### GIVEN DATA
▼▼▼
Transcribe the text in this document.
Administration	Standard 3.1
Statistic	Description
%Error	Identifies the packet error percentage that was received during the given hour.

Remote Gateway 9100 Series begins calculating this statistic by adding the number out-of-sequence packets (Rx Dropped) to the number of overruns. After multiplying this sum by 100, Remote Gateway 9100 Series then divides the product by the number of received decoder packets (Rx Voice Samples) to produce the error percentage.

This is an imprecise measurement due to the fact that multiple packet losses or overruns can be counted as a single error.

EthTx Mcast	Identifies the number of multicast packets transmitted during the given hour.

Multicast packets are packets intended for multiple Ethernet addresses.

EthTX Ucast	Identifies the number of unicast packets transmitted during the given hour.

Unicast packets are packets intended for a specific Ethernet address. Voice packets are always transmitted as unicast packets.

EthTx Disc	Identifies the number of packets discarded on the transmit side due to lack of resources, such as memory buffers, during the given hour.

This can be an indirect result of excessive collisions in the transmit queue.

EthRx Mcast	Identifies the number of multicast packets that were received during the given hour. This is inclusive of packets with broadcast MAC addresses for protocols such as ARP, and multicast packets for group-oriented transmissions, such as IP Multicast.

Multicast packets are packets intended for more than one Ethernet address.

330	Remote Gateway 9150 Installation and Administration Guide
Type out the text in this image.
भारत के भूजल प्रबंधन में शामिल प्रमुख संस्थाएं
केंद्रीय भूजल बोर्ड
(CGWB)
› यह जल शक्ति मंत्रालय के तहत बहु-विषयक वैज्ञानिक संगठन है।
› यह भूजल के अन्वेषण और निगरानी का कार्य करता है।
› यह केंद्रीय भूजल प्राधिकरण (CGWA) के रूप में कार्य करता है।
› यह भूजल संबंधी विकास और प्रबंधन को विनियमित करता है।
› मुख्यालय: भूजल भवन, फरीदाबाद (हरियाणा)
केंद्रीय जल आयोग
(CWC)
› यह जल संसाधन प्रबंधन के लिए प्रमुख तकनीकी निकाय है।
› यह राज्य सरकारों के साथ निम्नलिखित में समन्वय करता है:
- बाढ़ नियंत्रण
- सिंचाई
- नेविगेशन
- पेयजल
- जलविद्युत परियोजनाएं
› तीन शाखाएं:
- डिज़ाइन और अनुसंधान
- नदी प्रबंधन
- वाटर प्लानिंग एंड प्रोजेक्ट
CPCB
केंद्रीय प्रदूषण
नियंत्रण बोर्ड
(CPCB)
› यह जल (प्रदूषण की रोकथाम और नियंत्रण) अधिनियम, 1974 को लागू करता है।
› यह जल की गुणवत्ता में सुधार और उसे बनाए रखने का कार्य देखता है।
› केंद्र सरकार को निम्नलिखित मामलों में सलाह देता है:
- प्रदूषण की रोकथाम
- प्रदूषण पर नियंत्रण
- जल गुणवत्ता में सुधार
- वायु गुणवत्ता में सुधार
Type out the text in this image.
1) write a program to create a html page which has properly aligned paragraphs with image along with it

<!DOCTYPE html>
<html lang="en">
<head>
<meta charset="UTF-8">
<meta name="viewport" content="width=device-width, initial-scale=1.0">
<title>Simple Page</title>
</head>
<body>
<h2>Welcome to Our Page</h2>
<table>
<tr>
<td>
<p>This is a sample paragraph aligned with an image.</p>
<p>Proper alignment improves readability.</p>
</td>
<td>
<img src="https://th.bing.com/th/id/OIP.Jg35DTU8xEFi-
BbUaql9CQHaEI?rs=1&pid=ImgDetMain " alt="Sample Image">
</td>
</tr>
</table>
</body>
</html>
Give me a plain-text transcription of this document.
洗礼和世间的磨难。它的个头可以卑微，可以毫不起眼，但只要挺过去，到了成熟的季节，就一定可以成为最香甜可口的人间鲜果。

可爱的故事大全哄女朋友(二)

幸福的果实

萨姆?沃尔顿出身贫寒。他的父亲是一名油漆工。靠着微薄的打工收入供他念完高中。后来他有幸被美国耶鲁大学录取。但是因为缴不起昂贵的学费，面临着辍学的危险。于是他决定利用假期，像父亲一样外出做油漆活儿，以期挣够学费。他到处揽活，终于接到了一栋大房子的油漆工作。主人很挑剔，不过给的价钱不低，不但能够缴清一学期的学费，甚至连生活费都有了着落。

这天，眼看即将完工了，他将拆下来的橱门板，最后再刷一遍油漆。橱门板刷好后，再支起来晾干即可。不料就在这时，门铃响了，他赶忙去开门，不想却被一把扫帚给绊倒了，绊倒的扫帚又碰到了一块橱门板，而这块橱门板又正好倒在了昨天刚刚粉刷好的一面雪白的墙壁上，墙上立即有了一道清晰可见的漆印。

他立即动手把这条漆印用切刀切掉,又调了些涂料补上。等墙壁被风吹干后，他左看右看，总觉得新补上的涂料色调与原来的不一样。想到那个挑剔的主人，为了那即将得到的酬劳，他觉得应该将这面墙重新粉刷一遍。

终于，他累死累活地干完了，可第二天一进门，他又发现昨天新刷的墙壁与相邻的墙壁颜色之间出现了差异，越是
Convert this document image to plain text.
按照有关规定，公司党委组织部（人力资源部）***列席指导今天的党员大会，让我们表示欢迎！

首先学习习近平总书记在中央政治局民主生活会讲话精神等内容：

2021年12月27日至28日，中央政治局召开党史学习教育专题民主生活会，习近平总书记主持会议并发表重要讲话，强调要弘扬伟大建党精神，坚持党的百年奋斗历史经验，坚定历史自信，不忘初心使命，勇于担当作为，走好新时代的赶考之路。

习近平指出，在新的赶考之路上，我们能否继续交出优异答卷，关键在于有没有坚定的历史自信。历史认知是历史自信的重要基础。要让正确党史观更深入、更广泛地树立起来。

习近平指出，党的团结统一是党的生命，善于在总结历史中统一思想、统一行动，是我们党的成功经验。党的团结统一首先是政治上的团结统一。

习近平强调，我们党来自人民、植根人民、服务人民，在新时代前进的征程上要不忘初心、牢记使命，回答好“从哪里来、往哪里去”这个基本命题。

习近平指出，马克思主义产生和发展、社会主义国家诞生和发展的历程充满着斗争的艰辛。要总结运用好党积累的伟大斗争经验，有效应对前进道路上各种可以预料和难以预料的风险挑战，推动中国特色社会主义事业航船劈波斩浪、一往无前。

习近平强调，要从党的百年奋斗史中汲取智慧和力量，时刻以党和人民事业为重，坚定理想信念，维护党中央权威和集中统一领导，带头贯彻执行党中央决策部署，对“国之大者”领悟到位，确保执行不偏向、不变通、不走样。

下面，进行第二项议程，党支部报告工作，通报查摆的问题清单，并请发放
▲▲▲
### STATED PROBLEM
Copy out the material word for word and line for line.

### COMPLETE RESPONSE
Transcribe the text in this document.
Administration	Standard 3.1
Statistic	Description
%Error	Identifies the packet error percentage that was received during the given hour.

Remote Gateway 9100 Series begins calculating this statistic by adding the number out-of-sequence packets (Rx Dropped) to the number of overruns. After multiplying this sum by 100, Remote Gateway 9100 Series then divides the product by the number of received decoder packets (Rx Voice Samples) to produce the error percentage.

This is an imprecise measurement due to the fact that multiple packet losses or overruns can be counted as a single error.

EthTx Mcast	Identifies the number of multicast packets transmitted during the given hour.

Multicast packets are packets intended for multiple Ethernet addresses.

EthTX Ucast	Identifies the number of unicast packets transmitted during the given hour.

Unicast packets are packets intended for a specific Ethernet address. Voice packets are always transmitted as unicast packets.

EthTx Disc	Identifies the number of packets discarded on the transmit side due to lack of resources, such as memory buffers, during the given hour.

This can be an indirect result of excessive collisions in the transmit queue.

EthRx Mcast	Identifies the number of multicast packets that were received during the given hour. This is inclusive of packets with broadcast MAC addresses for protocols such as ARP, and multicast packets for group-oriented transmissions, such as IP Multicast.

Multicast packets are packets intended for more than one Ethernet address.

330	Remote Gateway 9150 Installation and Administration Guide
Type out the text in this image.
भारत के भूजल प्रबंधन में शामिल प्रमुख संस्थाएं
केंद्रीय भूजल बोर्ड
(CGWB)
› यह जल शक्ति मंत्रालय के तहत बहु-विषयक वैज्ञानिक संगठन है।
› यह भूजल के अन्वेषण और निगरानी का कार्य करता है।
› यह केंद्रीय भूजल प्राधिकरण (CGWA) के रूप में कार्य करता है।
› यह भूजल संबंधी विकास और प्रबंधन को विनियमित करता है।
› मुख्यालय: भूजल भवन, फरीदाबाद (हरियाणा)
केंद्रीय जल आयोग
(CWC)
› यह जल संसाधन प्रबंधन के लिए प्रमुख तकनीकी निकाय है।
› यह राज्य सरकारों के साथ निम्नलिखित में समन्वय करता है:
- बाढ़ नियंत्रण
- सिंचाई
- नेविगेशन
- पेयजल
- जलविद्युत परियोजनाएं
› तीन शाखाएं:
- डिज़ाइन और अनुसंधान
- नदी प्रबंधन
- वाटर प्लानिंग एंड प्रोजेक्ट
CPCB
केंद्रीय प्रदूषण
नियंत्रण बोर्ड
(CPCB)
› यह जल (प्रदूषण की रोकथाम और नियंत्रण) अधिनियम, 1974 को लागू करता है।
› यह जल की गुणवत्ता में सुधार और उसे बनाए रखने का कार्य देखता है।
› केंद्र सरकार को निम्नलिखित मामलों में सलाह देता है:
- प्रदूषण की रोकथाम
- प्रदूषण पर नियंत्रण
- जल गुणवत्ता में सुधार
- वायु गुणवत्ता में सुधार
Type out the text in this image.
1) write a program to create a html page which has properly aligned paragraphs with image along with it

<!DOCTYPE html>
<html lang="en">
<head>
<meta charset="UTF-8">
<meta name="viewport" content="width=device-width, initial-scale=1.0">
<title>Simple Page</title>
</head>
<body>
<h2>Welcome to Our Page</h2>
<table>
<tr>
<td>
<p>This is a sample paragraph aligned with an image.</p>
<p>Proper alignment improves readability.</p>
</td>
<td>
<img src="https://th.bing.com/th/id/OIP.Jg35DTU8xEFi-
BbUaql9CQHaEI?rs=1&pid=ImgDetMain " alt="Sample Image">
</td>
</tr>
</table>
</body>
</html>
Give me a plain-text transcription of this document.
洗礼和世间的磨难。它的个头可以卑微，可以毫不起眼，但只要挺过去，到了成熟的季节，就一定可以成为最香甜可口的人间鲜果。

可爱的故事大全哄女朋友(二)

幸福的果实

萨姆?沃尔顿出身贫寒。他的父亲是一名油漆工。靠着微薄的打工收入供他念完高中。后来他有幸被美国耶鲁大学录取。但是因为缴不起昂贵的学费，面临着辍学的危险。于是他决定利用假期，像父亲一样外出做油漆活儿，以期挣够学费。他到处揽活，终于接到了一栋大房子的油漆工作。主人很挑剔，不过给的价钱不低，不但能够缴清一学期的学费，甚至连生活费都有了着落。

这天，眼看即将完工了，他将拆下来的橱门板，最后再刷一遍油漆。橱门板刷好后，再支起来晾干即可。不料就在这时，门铃响了，他赶忙去开门，不想却被一把扫帚给绊倒了，绊倒的扫帚又碰到了一块橱门板，而这块橱门板又正好倒在了昨天刚刚粉刷好的一面雪白的墙壁上，墙上立即有了一道清晰可见的漆印。

他立即动手把这条漆印用切刀切掉,又调了些涂料补上。等墙壁被风吹干后，他左看右看，总觉得新补上的涂料色调与原来的不一样。想到那个挑剔的主人，为了那即将得到的酬劳，他觉得应该将这面墙重新粉刷一遍。

终于，他累死累活地干完了，可第二天一进门，他又发现昨天新刷的墙壁与相邻的墙壁颜色之间出现了差异，越是
Convert this document image to plain text.
按照有关规定，公司党委组织部（人力资源部）***列席指导今天的党员大会，让我们表示欢迎！

首先学习习近平总书记在中央政治局民主生活会讲话精神等内容：

2021年12月27日至28日，中央政治局召开党史学习教育专题民主生活会，习近平总书记主持会议并发表重要讲话，强调要弘扬伟大建党精神，坚持党的百年奋斗历史经验，坚定历史自信，不忘初心使命，勇于担当作为，走好新时代的赶考之路。

习近平指出，在新的赶考之路上，我们能否继续交出优异答卷，关键在于有没有坚定的历史自信。历史认知是历史自信的重要基础。要让正确党史观更深入、更广泛地树立起来。

习近平指出，党的团结统一是党的生命，善于在总结历史中统一思想、统一行动，是我们党的成功经验。党的团结统一首先是政治上的团结统一。

习近平强调，我们党来自人民、植根人民、服务人民，在新时代前进的征程上要不忘初心、牢记使命，回答好“从哪里来、往哪里去”这个基本命题。

习近平指出，马克思主义产生和发展、社会主义国家诞生和发展的历程充满着斗争的艰辛。要总结运用好党积累的伟大斗争经验，有效应对前进道路上各种可以预料和难以预料的风险挑战，推动中国特色社会主义事业航船劈波斩浪、一往无前。

习近平强调，要从党的百年奋斗史中汲取智慧和力量，时刻以党和人民事业为重，坚定理想信念，维护党中央权威和集中统一领导，带头贯彻执行党中央决策部署，对“国之大者”领悟到位，确保执行不偏向、不变通、不走样。

下面，进行第二项议程，党支部报告工作，通报查摆的问题清单，并请发放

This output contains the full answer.